───── Material supplied

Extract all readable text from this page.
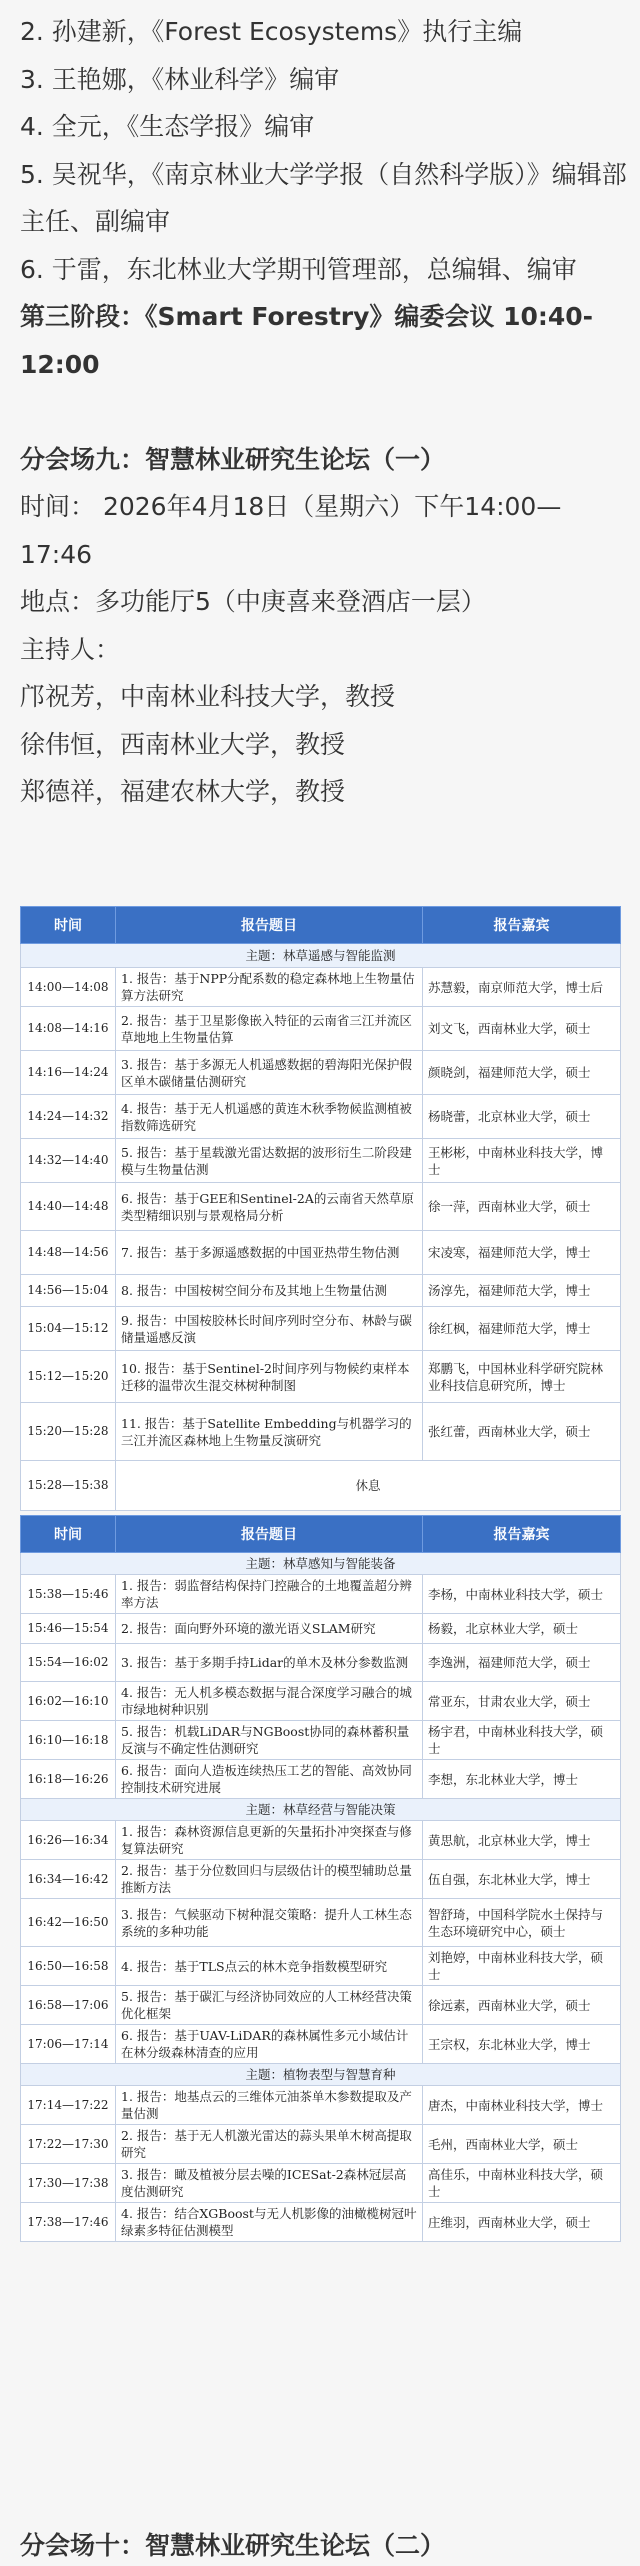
2. 孙建新，《Forest Ecosystems》执行主编

3. 王艳娜，《林业科学》编审

4. 全元，《生态学报》编审

5. 吴祝华，《南京林业大学学报（自然科学版）》编辑部主任、副编审

6. 于雷，东北林业大学期刊管理部，总编辑、编审

第三阶段：《Smart Forestry》编委会议 10:40-12:00

分会场九：智慧林业研究生论坛（一）

时间： 2026年4月18日（星期六）下午14:00—17:46

地点：多功能厅5（中庚喜来登酒店一层）

主持人：

邝祝芳，中南林业科技大学，教授

徐伟恒，西南林业大学，教授

郑德祥，福建农林大学，教授

时间	报告题目	报告嘉宾
主题：林草遥感与智能监测		
14:00—14:08	1. 报告：基于NPP分配系数的稳定森林地上生物量估算方法研究	苏慧毅，南京师范大学，博士后
14:08—14:16	2. 报告：基于卫星影像嵌入特征的云南省三江并流区草地地上生物量估算	刘文飞，西南林业大学，硕士
14:16—14:24	3. 报告：基于多源无人机遥感数据的碧海阳光保护假区单木碳储量估测研究	颜晓剑，福建师范大学，硕士
14:24—14:32	4. 报告：基于无人机遥感的黄连木秋季物候监测植被指数筛选研究	杨晓蕾，北京林业大学，硕士
14:32—14:40	5. 报告：基于星载激光雷达数据的波形衍生二阶段建模与生物量估测	王彬彬，中南林业科技大学，博士
14:40—14:48	6. 报告：基于GEE和Sentinel-2A的云南省天然草原类型精细识别与景观格局分析	徐一萍，西南林业大学，硕士
14:48—14:56	7. 报告：基于多源遥感数据的中国亚热带生物估测	宋凌寒，福建师范大学，博士
14:56—15:04	8. 报告：中国桉树空间分布及其地上生物量估测	汤淳先，福建师范大学，博士
15:04—15:12	9. 报告：中国桉胶林长时间序列时空分布、林龄与碳储量遥感反演	徐红枫，福建师范大学，博士
15:12—15:20	10. 报告：基于Sentinel-2时间序列与物候约束样本迁移的温带次生混交林树种制图	郑鹏飞，中国林业科学研究院林业科技信息研究所，博士
15:20—15:28	11. 报告：基于Satellite Embedding与机器学习的三江并流区森林地上生物量反演研究	张红蕾，西南林业大学，硕士
15:28—15:38	休息	
时间	报告题目	报告嘉宾
主题：林草感知与智能装备		
15:38—15:46	1. 报告：弱监督结构保持门控融合的土地覆盖超分辨率方法	李杨，中南林业科技大学，硕士
15:46—15:54	2. 报告：面向野外环境的激光语义SLAM研究	杨毅，北京林业大学，硕士
15:54—16:02	3. 报告：基于多期手持Lidar的单木及林分参数监测	李逸洲，福建师范大学，硕士
16:02—16:10	4. 报告：无人机多模态数据与混合深度学习融合的城市绿地树种识别	常亚东，甘肃农业大学，硕士
16:10—16:18	5. 报告：机载LiDAR与NGBoost协同的森林蓄积量反演与不确定性估测研究	杨宇君，中南林业科技大学，硕士
16:18—16:26	6. 报告：面向人造板连续热压工艺的智能、高效协同控制技术研究进展	李想，东北林业大学，博士
主题：林草经营与智能决策		
16:26—16:34	1. 报告：森林资源信息更新的矢量拓扑冲突探查与修复算法研究	黄思航，北京林业大学，博士
16:34—16:42	2. 报告：基于分位数回归与层级估计的模型辅助总量推断方法	伍自强，东北林业大学，博士
16:42—16:50	3. 报告：气候驱动下树种混交策略：提升人工林生态系统的多种功能	智舒琦，中国科学院水土保持与生态环境研究中心，硕士
16:50—16:58	4. 报告：基于TLS点云的林木竞争指数模型研究	刘艳婷，中南林业科技大学，硕士
16:58—17:06	5. 报告：基于碳汇与经济协同效应的人工林经营决策优化框架	徐远素，西南林业大学，硕士
17:06—17:14	6. 报告：基于UAV-LiDAR的森林属性多元小域估计在林分级森林清查的应用	王宗权，东北林业大学，博士
主题：植物表型与智慧育种		
17:14—17:22	1. 报告：地基点云的三维体元油茶单木参数提取及产量估测	唐杰，中南林业科技大学，博士
17:22—17:30	2. 报告：基于无人机激光雷达的蒜头果单木树高提取研究	毛州，西南林业大学，硕士
17:30—17:38	3. 报告：瞰及植被分层去噪的ICESat-2森林冠层高度估测研究	高佳乐，中南林业科技大学，硕士
17:38—17:46	4. 报告：结合XGBoost与无人机影像的油橄榄树冠叶绿素多特征估测模型	庄维羽，西南林业大学，硕士

分会场十：智慧林业研究生论坛（二）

──────────

Ignore the images and quote every line of the listing exactly.

Extract all readable text from this page.
2. 孙建新，《Forest Ecosystems》执行主编

3. 王艳娜，《林业科学》编审

4. 全元，《生态学报》编审

5. 吴祝华，《南京林业大学学报（自然科学版）》编辑部主任、副编审

6. 于雷，东北林业大学期刊管理部，总编辑、编审

第三阶段：《Smart Forestry》编委会议 10:40-12:00

分会场九：智慧林业研究生论坛（一）

时间： 2026年4月18日（星期六）下午14:00—17:46

地点：多功能厅5（中庚喜来登酒店一层）

主持人：

邝祝芳，中南林业科技大学，教授

徐伟恒，西南林业大学，教授

郑德祥，福建农林大学，教授

时间	报告题目	报告嘉宾
主题：林草遥感与智能监测		
14:00—14:08	1. 报告：基于NPP分配系数的稳定森林地上生物量估算方法研究	苏慧毅，南京师范大学，博士后
14:08—14:16	2. 报告：基于卫星影像嵌入特征的云南省三江并流区草地地上生物量估算	刘文飞，西南林业大学，硕士
14:16—14:24	3. 报告：基于多源无人机遥感数据的碧海阳光保护假区单木碳储量估测研究	颜晓剑，福建师范大学，硕士
14:24—14:32	4. 报告：基于无人机遥感的黄连木秋季物候监测植被指数筛选研究	杨晓蕾，北京林业大学，硕士
14:32—14:40	5. 报告：基于星载激光雷达数据的波形衍生二阶段建模与生物量估测	王彬彬，中南林业科技大学，博士
14:40—14:48	6. 报告：基于GEE和Sentinel-2A的云南省天然草原类型精细识别与景观格局分析	徐一萍，西南林业大学，硕士
14:48—14:56	7. 报告：基于多源遥感数据的中国亚热带生物估测	宋凌寒，福建师范大学，博士
14:56—15:04	8. 报告：中国桉树空间分布及其地上生物量估测	汤淳先，福建师范大学，博士
15:04—15:12	9. 报告：中国桉胶林长时间序列时空分布、林龄与碳储量遥感反演	徐红枫，福建师范大学，博士
15:12—15:20	10. 报告：基于Sentinel-2时间序列与物候约束样本迁移的温带次生混交林树种制图	郑鹏飞，中国林业科学研究院林业科技信息研究所，博士
15:20—15:28	11. 报告：基于Satellite Embedding与机器学习的三江并流区森林地上生物量反演研究	张红蕾，西南林业大学，硕士
15:28—15:38	休息	
时间	报告题目	报告嘉宾
主题：林草感知与智能装备		
15:38—15:46	1. 报告：弱监督结构保持门控融合的土地覆盖超分辨率方法	李杨，中南林业科技大学，硕士
15:46—15:54	2. 报告：面向野外环境的激光语义SLAM研究	杨毅，北京林业大学，硕士
15:54—16:02	3. 报告：基于多期手持Lidar的单木及林分参数监测	李逸洲，福建师范大学，硕士
16:02—16:10	4. 报告：无人机多模态数据与混合深度学习融合的城市绿地树种识别	常亚东，甘肃农业大学，硕士
16:10—16:18	5. 报告：机载LiDAR与NGBoost协同的森林蓄积量反演与不确定性估测研究	杨宇君，中南林业科技大学，硕士
16:18—16:26	6. 报告：面向人造板连续热压工艺的智能、高效协同控制技术研究进展	李想，东北林业大学，博士
主题：林草经营与智能决策		
16:26—16:34	1. 报告：森林资源信息更新的矢量拓扑冲突探查与修复算法研究	黄思航，北京林业大学，博士
16:34—16:42	2. 报告：基于分位数回归与层级估计的模型辅助总量推断方法	伍自强，东北林业大学，博士
16:42—16:50	3. 报告：气候驱动下树种混交策略：提升人工林生态系统的多种功能	智舒琦，中国科学院水土保持与生态环境研究中心，硕士
16:50—16:58	4. 报告：基于TLS点云的林木竞争指数模型研究	刘艳婷，中南林业科技大学，硕士
16:58—17:06	5. 报告：基于碳汇与经济协同效应的人工林经营决策优化框架	徐远素，西南林业大学，硕士
17:06—17:14	6. 报告：基于UAV-LiDAR的森林属性多元小域估计在林分级森林清查的应用	王宗权，东北林业大学，博士
主题：植物表型与智慧育种		
17:14—17:22	1. 报告：地基点云的三维体元油茶单木参数提取及产量估测	唐杰，中南林业科技大学，博士
17:22—17:30	2. 报告：基于无人机激光雷达的蒜头果单木树高提取研究	毛州，西南林业大学，硕士
17:30—17:38	3. 报告：瞰及植被分层去噪的ICESat-2森林冠层高度估测研究	高佳乐，中南林业科技大学，硕士
17:38—17:46	4. 报告：结合XGBoost与无人机影像的油橄榄树冠叶绿素多特征估测模型	庄维羽，西南林业大学，硕士

分会场十：智慧林业研究生论坛（二）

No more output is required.